> **Written task**:
Gather all lines from the material that contain the word "Weighted".

> **Supplied data**:
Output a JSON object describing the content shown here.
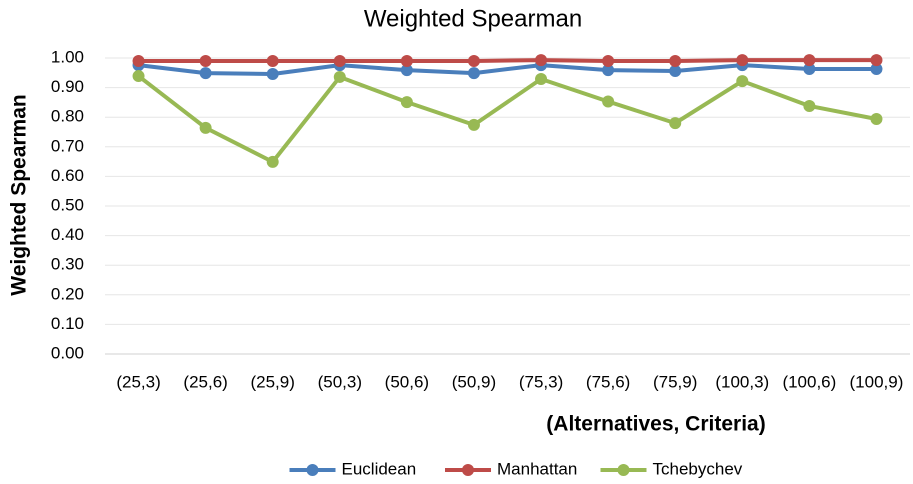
{
  "chart_data": {
    "type": "line",
    "title": "Weighted Spearman",
    "y_label": "Weighted Spearman",
    "x_label": "(Alternatives, Criteria)",
    "categories": [
      "(25,3)",
      "(25,6)",
      "(25,9)",
      "(50,3)",
      "(50,6)",
      "(50,9)",
      "(75,3)",
      "(75,6)",
      "(75,9)",
      "(100,3)",
      "(100,6)",
      "(100,9)"
    ],
    "series": [
      {
        "name": "Euclidean",
        "color": "#4a7ebb",
        "values": [
          0.976,
          0.949,
          0.946,
          0.976,
          0.959,
          0.949,
          0.976,
          0.959,
          0.956,
          0.976,
          0.963,
          0.963
        ]
      },
      {
        "name": "Manhattan",
        "color": "#be4b48",
        "values": [
          0.99,
          0.99,
          0.99,
          0.99,
          0.99,
          0.99,
          0.993,
          0.99,
          0.99,
          0.993,
          0.993,
          0.993
        ]
      },
      {
        "name": "Tchebychev",
        "color": "#98b954",
        "values": [
          0.939,
          0.764,
          0.649,
          0.936,
          0.851,
          0.774,
          0.929,
          0.853,
          0.78,
          0.922,
          0.838,
          0.794
        ]
      }
    ],
    "ylim": [
      0,
      1
    ],
    "yticks": [
      {
        "value": 0,
        "label": "0.00"
      },
      {
        "value": 0.1,
        "label": "0.10"
      },
      {
        "value": 0.2,
        "label": "0.20"
      },
      {
        "value": 0.3,
        "label": "0.30"
      },
      {
        "value": 0.4,
        "label": "0.40"
      },
      {
        "value": 0.5,
        "label": "0.50"
      },
      {
        "value": 0.6,
        "label": "0.60"
      },
      {
        "value": 0.7,
        "label": "0.70"
      },
      {
        "value": 0.8,
        "label": "0.80"
      },
      {
        "value": 0.9,
        "label": "0.90"
      },
      {
        "value": 1,
        "label": "1.00"
      }
    ],
    "grid": true,
    "legend": "bottom"
  }
}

> **Final answer**:
    "title": "Weighted Spearman",
    "y_label": "Weighted Spearman",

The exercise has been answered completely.